### Stated exercise:
Revise the records below so that every "refresh-icon" becomes "reload-icon" and nothing else changes. Leave the pictures out of your answer.

[Records in a dataset]
┏━━

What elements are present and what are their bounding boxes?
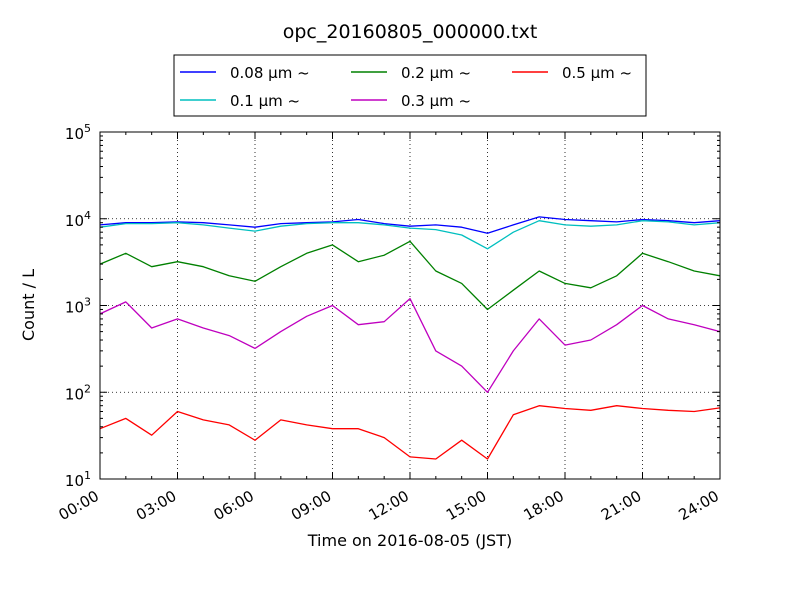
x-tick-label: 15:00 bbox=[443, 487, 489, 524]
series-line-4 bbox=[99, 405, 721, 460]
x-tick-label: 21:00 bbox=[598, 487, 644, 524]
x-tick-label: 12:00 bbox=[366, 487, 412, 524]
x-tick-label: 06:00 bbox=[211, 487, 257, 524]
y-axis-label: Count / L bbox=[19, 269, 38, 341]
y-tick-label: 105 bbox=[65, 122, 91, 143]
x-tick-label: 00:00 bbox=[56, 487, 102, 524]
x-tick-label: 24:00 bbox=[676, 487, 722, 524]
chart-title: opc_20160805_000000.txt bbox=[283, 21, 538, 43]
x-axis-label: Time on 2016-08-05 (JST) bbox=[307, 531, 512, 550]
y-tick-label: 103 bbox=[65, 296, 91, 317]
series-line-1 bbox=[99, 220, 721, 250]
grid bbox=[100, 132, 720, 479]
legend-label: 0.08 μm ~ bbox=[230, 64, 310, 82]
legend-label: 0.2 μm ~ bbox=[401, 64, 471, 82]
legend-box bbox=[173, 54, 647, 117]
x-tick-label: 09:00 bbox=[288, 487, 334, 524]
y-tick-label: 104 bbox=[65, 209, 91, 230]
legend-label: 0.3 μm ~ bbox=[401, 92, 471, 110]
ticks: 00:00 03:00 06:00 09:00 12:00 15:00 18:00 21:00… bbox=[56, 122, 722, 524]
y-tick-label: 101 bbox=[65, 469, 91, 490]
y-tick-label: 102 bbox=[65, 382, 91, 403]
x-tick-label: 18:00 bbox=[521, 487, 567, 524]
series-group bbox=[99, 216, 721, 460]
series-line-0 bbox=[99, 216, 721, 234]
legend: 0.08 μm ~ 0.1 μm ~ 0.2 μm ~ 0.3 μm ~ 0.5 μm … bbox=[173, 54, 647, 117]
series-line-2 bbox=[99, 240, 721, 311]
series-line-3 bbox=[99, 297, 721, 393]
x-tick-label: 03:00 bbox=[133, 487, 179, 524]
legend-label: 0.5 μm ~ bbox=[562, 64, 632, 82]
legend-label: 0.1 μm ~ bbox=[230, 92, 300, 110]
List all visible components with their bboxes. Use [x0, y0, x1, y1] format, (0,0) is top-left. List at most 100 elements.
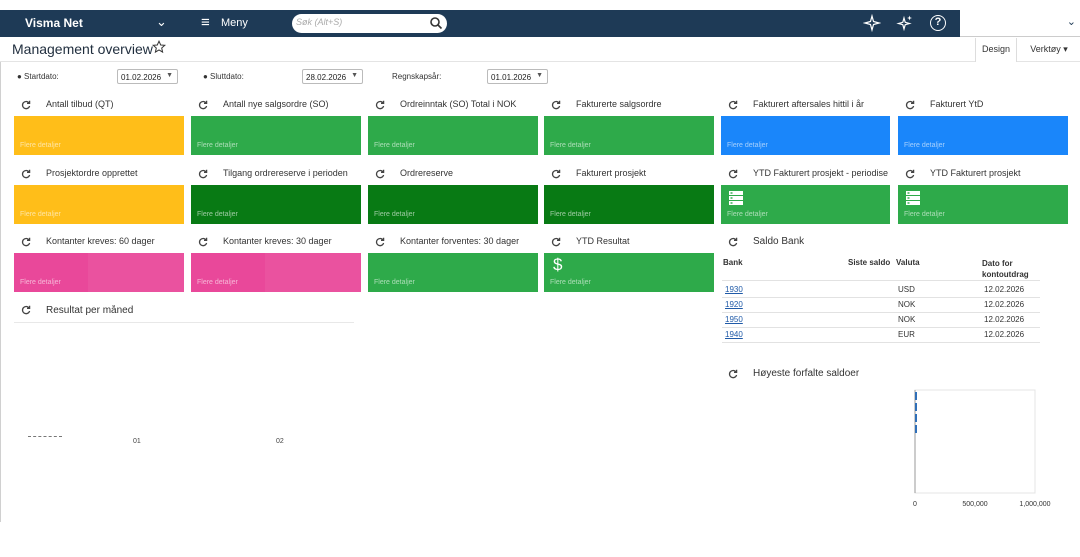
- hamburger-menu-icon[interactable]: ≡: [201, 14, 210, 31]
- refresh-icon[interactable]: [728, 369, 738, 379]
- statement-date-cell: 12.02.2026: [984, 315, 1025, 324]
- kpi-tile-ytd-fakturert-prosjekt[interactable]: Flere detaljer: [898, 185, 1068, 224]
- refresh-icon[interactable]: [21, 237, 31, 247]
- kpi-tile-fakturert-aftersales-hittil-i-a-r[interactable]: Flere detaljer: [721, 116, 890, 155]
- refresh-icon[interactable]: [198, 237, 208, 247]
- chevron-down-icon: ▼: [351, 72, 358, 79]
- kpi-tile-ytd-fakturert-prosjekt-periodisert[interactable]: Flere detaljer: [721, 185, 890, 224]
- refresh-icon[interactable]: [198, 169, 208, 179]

┗━━

### Answer:
What elements are present and what are their bounding boxes?
x-tick-label: 15:00 bbox=[443, 487, 489, 524]
series-line-4 bbox=[99, 405, 721, 460]
x-tick-label: 21:00 bbox=[598, 487, 644, 524]
x-tick-label: 12:00 bbox=[366, 487, 412, 524]
x-tick-label: 06:00 bbox=[211, 487, 257, 524]
y-axis-label: Count / L bbox=[19, 269, 38, 341]
y-tick-label: 105 bbox=[65, 122, 91, 143]
x-tick-label: 00:00 bbox=[56, 487, 102, 524]
x-tick-label: 24:00 bbox=[676, 487, 722, 524]
chart-title: opc_20160805_000000.txt bbox=[283, 21, 538, 43]
x-axis-label: Time on 2016-08-05 (JST) bbox=[307, 531, 512, 550]
y-tick-label: 103 bbox=[65, 296, 91, 317]
series-line-1 bbox=[99, 220, 721, 250]
grid bbox=[100, 132, 720, 479]
legend-label: 0.08 μm ~ bbox=[230, 64, 310, 82]
legend-label: 0.2 μm ~ bbox=[401, 64, 471, 82]
legend-box bbox=[173, 54, 647, 117]
x-tick-label: 09:00 bbox=[288, 487, 334, 524]
y-tick-label: 104 bbox=[65, 209, 91, 230]
legend-label: 0.3 μm ~ bbox=[401, 92, 471, 110]
ticks: 00:00 03:00 06:00 09:00 12:00 15:00 18:00 21:00… bbox=[56, 122, 722, 524]
y-tick-label: 101 bbox=[65, 469, 91, 490]
y-tick-label: 102 bbox=[65, 382, 91, 403]
x-tick-label: 18:00 bbox=[521, 487, 567, 524]
series-group bbox=[99, 216, 721, 460]
series-line-0 bbox=[99, 216, 721, 234]
legend: 0.08 μm ~ 0.1 μm ~ 0.2 μm ~ 0.3 μm ~ 0.5 μm … bbox=[173, 54, 647, 117]
series-line-2 bbox=[99, 240, 721, 311]
series-line-3 bbox=[99, 297, 721, 393]
x-tick-label: 03:00 bbox=[133, 487, 179, 524]
legend-label: 0.5 μm ~ bbox=[562, 64, 632, 82]
legend-label: 0.1 μm ~ bbox=[230, 92, 300, 110]
List all visible components with their bboxes. Use [x0, y0, x1, y1] format, (0,0) is top-left. List at most 100 elements.
- hamburger-menu-icon[interactable]: ≡: [201, 14, 210, 31]
- reload-icon[interactable]: [728, 369, 738, 379]
- statement-date-cell: 12.02.2026: [984, 315, 1025, 324]
- kpi-tile-ytd-fakturert-prosjekt[interactable]: Flere detaljer: [898, 185, 1068, 224]
- reload-icon[interactable]: [21, 237, 31, 247]
- kpi-tile-fakturert-aftersales-hittil-i-a-r[interactable]: Flere detaljer: [721, 116, 890, 155]
- reload-icon[interactable]: [198, 237, 208, 247]
- chevron-down-icon: ▼: [351, 72, 358, 79]
- kpi-tile-ytd-fakturert-prosjekt-periodisert[interactable]: Flere detaljer: [721, 185, 890, 224]
- reload-icon[interactable]: [198, 169, 208, 179]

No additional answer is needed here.